* _STATED GOAL_: In the lines below, how many hold the word "header"? Answer only with the number.

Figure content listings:
....................

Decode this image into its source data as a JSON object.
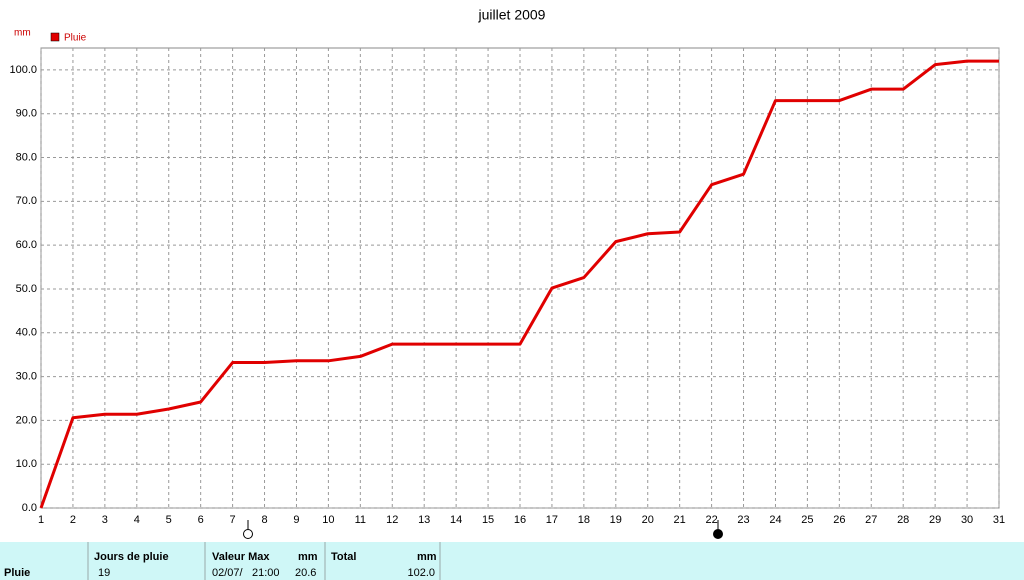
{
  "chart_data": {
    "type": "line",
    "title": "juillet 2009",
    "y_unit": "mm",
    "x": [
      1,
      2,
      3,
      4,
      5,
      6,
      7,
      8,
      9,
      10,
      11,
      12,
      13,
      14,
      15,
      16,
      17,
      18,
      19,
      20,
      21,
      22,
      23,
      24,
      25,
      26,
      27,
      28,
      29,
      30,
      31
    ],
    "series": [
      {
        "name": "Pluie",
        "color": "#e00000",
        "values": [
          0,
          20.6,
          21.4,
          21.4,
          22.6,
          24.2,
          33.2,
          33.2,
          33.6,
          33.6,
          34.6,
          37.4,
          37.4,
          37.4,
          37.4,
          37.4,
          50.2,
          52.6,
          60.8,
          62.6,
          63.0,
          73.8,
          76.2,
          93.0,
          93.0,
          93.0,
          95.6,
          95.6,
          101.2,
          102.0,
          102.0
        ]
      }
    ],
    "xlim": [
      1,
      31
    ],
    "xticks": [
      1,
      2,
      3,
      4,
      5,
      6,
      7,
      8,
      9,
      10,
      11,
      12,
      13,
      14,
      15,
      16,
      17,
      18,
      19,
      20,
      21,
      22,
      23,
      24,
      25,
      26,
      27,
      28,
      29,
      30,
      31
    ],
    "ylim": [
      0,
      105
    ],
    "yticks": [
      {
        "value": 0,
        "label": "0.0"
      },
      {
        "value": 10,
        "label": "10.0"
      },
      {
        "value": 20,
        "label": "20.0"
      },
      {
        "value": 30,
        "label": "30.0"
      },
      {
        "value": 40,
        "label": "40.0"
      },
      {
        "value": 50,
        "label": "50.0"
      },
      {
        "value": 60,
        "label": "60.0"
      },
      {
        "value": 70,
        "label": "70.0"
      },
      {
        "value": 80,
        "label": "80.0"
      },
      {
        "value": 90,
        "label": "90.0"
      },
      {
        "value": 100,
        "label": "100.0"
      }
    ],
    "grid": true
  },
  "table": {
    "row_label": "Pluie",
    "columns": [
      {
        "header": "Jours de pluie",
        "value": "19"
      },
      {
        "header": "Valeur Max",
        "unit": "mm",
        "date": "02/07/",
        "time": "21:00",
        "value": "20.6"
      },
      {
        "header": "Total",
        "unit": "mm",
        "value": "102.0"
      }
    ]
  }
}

....................

* _RESPONSE TO THE TASK_: 3